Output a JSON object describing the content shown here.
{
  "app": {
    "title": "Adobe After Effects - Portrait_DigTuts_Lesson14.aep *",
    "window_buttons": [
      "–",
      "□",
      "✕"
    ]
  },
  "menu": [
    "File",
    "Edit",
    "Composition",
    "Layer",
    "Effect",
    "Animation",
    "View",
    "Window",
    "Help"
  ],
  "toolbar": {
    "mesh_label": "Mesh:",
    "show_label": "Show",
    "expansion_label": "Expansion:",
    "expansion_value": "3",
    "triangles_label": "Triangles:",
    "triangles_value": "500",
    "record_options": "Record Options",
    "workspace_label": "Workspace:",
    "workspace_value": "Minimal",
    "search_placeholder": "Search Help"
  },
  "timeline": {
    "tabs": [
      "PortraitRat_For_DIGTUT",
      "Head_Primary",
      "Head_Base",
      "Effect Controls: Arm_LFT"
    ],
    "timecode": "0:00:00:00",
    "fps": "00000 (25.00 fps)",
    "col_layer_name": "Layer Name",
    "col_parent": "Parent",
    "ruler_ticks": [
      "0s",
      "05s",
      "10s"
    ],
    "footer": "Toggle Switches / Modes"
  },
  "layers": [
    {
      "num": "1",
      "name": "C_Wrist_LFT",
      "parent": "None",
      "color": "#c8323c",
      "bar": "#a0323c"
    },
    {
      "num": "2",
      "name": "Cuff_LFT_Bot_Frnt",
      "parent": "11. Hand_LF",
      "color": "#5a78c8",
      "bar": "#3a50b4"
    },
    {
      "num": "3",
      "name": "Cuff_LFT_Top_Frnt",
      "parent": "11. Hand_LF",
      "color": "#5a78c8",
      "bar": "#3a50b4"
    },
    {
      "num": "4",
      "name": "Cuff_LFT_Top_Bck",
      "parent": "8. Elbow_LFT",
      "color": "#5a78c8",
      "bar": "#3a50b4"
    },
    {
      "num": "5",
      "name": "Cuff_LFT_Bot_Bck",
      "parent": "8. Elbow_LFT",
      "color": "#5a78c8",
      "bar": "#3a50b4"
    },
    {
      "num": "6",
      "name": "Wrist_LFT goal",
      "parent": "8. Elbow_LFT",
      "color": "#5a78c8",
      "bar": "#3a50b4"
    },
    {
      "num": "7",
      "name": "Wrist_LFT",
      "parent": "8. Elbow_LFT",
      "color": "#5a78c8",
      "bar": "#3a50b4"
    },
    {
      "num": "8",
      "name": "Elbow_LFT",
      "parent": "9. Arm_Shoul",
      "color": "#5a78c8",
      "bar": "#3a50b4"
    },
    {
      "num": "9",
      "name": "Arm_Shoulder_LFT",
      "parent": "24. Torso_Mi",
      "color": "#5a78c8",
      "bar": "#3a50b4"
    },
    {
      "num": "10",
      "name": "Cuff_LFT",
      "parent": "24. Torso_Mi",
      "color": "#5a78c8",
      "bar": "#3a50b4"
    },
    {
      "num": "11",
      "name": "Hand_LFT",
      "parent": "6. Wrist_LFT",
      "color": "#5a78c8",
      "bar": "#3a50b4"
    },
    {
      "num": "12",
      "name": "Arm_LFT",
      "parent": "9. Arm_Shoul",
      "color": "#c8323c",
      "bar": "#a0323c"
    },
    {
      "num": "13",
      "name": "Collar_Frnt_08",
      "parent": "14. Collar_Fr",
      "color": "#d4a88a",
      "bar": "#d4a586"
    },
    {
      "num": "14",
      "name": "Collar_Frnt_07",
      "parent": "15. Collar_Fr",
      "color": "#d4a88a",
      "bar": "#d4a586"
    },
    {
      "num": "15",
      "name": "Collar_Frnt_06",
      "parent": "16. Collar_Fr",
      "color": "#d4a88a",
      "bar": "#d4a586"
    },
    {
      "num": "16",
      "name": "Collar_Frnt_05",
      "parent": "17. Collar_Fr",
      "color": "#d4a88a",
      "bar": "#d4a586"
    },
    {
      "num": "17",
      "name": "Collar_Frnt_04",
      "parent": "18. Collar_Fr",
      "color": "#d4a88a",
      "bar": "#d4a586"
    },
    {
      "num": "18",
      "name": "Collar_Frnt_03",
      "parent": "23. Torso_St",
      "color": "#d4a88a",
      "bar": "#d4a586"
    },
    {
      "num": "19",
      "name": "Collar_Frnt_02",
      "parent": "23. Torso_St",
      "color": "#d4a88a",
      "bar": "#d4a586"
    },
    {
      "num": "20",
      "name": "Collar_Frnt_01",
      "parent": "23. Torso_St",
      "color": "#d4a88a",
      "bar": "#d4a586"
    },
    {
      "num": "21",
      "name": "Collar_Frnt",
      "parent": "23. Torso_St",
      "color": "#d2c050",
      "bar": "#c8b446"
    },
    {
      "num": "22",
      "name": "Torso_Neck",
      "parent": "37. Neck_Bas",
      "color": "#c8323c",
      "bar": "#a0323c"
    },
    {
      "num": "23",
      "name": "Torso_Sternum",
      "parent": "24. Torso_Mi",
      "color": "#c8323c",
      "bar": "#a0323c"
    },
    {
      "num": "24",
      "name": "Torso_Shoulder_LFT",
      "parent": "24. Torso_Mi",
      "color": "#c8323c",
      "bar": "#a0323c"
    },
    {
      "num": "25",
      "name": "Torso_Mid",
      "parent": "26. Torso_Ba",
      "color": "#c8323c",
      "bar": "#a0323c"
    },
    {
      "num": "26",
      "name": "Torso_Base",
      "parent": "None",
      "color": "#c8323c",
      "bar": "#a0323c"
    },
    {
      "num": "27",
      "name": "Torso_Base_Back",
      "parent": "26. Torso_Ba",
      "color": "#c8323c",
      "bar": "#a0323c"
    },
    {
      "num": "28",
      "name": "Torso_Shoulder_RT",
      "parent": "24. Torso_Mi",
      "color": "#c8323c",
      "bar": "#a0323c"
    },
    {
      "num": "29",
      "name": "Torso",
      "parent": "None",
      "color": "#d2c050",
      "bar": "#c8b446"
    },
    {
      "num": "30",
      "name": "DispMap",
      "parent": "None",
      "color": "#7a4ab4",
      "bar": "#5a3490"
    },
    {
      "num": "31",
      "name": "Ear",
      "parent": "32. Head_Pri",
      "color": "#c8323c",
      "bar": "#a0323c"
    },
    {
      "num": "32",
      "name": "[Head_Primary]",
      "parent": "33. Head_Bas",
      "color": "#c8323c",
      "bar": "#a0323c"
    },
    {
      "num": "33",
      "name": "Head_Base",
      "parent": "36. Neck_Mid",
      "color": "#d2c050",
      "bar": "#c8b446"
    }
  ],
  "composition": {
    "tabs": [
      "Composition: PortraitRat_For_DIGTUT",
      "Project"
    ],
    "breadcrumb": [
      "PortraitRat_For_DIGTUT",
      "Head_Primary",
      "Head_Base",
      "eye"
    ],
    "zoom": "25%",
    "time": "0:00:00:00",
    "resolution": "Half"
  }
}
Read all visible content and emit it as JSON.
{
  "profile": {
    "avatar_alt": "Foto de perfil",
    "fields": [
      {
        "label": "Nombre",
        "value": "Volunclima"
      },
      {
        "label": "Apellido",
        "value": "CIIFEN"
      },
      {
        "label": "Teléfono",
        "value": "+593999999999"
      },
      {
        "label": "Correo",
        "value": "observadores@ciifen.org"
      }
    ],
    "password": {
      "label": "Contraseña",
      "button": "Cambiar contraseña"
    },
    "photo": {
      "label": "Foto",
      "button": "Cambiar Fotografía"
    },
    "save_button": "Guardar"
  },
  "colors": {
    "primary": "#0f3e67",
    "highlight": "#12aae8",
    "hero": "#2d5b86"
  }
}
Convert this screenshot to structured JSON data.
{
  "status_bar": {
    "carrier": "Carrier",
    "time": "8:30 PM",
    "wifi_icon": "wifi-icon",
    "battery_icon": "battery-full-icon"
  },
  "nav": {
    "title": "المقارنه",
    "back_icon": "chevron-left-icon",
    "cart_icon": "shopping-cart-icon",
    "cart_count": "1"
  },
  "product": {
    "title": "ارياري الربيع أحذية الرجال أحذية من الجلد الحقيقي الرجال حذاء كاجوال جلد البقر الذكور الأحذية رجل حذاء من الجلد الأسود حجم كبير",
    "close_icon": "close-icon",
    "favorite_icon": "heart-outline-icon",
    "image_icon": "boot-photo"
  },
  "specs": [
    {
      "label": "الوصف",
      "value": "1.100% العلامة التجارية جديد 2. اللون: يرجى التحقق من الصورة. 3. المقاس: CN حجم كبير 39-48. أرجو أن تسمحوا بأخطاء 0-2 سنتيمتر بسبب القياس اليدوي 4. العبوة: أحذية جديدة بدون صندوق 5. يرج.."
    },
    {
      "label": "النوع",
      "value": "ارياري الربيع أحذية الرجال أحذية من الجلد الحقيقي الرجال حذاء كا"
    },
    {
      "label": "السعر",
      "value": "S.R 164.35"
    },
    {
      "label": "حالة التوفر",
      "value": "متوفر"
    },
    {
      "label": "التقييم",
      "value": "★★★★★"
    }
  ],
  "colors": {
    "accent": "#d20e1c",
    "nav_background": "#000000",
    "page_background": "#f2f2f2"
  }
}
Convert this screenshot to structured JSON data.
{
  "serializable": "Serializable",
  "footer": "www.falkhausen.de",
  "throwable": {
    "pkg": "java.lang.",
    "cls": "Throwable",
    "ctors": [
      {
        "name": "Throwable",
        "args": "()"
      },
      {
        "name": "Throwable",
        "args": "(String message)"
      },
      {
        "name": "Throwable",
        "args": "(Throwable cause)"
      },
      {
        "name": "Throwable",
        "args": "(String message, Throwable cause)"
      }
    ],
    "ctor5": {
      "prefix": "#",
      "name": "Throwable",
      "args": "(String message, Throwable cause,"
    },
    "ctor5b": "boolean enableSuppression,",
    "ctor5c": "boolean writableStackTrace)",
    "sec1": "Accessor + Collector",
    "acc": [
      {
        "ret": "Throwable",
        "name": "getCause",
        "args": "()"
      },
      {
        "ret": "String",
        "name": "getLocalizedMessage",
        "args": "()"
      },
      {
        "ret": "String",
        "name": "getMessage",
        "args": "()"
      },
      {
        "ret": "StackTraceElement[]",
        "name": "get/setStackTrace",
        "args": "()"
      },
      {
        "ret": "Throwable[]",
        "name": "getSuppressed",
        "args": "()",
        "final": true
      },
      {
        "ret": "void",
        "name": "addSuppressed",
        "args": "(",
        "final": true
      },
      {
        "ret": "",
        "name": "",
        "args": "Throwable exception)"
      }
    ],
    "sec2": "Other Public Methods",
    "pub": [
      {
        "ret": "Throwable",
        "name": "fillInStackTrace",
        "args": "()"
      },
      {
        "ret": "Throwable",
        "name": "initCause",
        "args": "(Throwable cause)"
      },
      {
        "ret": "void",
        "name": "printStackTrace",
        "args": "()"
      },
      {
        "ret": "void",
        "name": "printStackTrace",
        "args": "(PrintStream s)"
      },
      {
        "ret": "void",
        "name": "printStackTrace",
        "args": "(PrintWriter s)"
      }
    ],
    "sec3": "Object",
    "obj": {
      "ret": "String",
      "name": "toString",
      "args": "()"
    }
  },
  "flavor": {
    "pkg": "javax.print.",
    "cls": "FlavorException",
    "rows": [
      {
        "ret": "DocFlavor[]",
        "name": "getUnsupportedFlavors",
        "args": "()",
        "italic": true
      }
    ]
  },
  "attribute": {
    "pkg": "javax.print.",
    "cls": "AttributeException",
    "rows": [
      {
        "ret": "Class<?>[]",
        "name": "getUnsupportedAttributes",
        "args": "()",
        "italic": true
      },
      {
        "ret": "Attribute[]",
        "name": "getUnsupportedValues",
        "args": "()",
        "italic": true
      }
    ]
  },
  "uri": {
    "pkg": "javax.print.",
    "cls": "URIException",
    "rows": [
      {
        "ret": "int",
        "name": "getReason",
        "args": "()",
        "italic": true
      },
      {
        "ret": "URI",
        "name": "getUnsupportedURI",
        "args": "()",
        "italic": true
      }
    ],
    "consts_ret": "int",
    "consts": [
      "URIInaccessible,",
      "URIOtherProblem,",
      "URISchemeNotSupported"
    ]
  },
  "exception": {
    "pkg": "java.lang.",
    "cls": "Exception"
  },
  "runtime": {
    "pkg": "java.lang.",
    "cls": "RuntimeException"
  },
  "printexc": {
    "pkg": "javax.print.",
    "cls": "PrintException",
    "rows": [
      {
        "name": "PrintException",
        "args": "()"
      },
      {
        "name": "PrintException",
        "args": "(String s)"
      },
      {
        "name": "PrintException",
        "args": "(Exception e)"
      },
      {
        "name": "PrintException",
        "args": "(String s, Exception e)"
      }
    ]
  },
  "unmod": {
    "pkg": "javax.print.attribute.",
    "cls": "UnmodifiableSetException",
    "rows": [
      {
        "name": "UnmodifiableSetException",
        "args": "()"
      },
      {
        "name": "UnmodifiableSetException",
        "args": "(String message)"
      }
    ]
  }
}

———

**Short exercise**
In the records above, find the lines containing "footer" and copy them.

**Output below**
    "footer": "Toggle Switches / Modes"
  "footer": "www.falkhausen.de",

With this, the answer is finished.